Entries from a visual dataset:
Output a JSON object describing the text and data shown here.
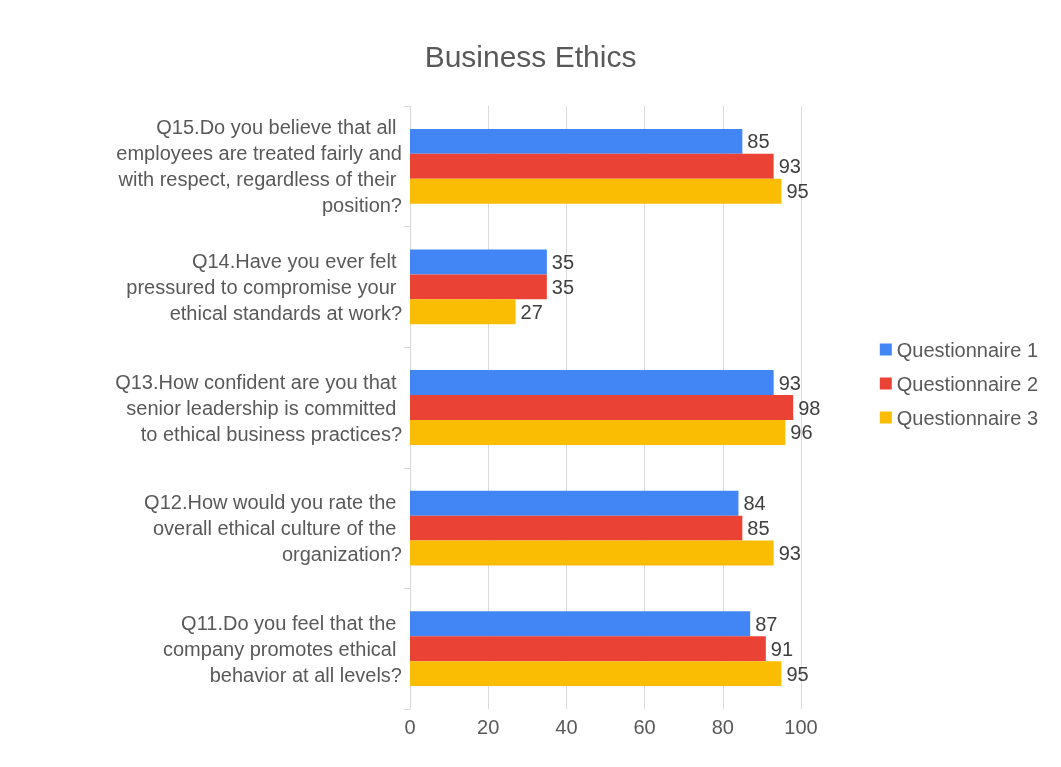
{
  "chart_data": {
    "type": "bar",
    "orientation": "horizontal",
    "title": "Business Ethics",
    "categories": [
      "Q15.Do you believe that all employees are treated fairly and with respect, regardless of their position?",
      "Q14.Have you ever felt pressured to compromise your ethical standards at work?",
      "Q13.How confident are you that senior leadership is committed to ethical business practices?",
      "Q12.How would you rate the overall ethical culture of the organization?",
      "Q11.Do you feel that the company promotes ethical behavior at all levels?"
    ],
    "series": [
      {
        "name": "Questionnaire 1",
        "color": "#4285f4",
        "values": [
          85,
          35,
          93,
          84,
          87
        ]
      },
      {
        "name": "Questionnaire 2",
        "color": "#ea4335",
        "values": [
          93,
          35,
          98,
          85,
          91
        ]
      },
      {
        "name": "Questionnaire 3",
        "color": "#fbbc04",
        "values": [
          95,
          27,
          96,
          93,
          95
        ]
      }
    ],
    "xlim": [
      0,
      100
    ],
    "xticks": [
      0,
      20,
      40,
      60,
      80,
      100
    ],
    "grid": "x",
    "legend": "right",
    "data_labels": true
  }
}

==

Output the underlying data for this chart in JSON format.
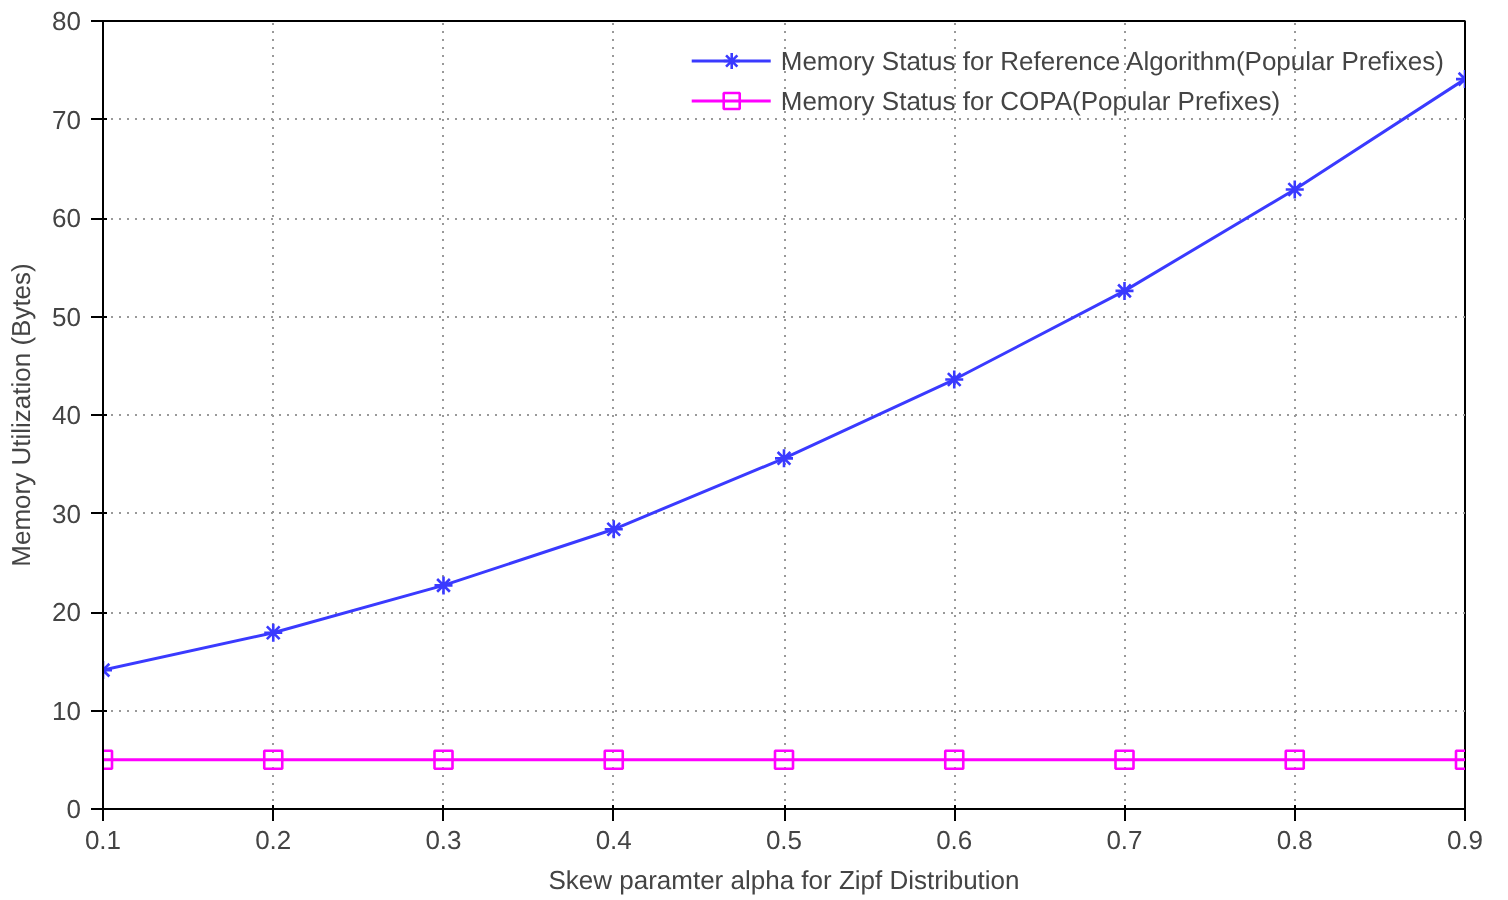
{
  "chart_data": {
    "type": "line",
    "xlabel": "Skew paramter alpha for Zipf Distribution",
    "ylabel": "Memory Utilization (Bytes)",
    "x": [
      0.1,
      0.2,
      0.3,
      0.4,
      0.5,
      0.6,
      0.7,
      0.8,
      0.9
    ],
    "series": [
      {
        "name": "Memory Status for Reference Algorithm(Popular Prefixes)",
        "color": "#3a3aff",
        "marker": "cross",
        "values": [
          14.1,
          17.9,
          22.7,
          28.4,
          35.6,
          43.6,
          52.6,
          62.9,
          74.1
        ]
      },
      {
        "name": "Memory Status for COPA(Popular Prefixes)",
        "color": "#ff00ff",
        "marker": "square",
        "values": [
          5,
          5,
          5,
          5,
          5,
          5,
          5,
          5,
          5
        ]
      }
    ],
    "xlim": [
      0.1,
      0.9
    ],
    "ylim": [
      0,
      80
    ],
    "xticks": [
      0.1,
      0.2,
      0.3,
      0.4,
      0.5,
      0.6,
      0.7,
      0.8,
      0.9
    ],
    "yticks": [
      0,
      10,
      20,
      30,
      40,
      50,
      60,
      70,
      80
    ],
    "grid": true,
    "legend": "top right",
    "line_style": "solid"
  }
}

### PROBLEM DESCRIPTION
Which lines include the word "that"? Copy every one of them.

### WORKED SOLUTION
      "Q15.Do you believe that all employees are treated fairly and with respect, regardless of their position?",
      "Q13.How confident are you that senior leadership is committed to ethical business practices?",
      "Q11.Do you feel that the company promotes ethical behavior at all levels?"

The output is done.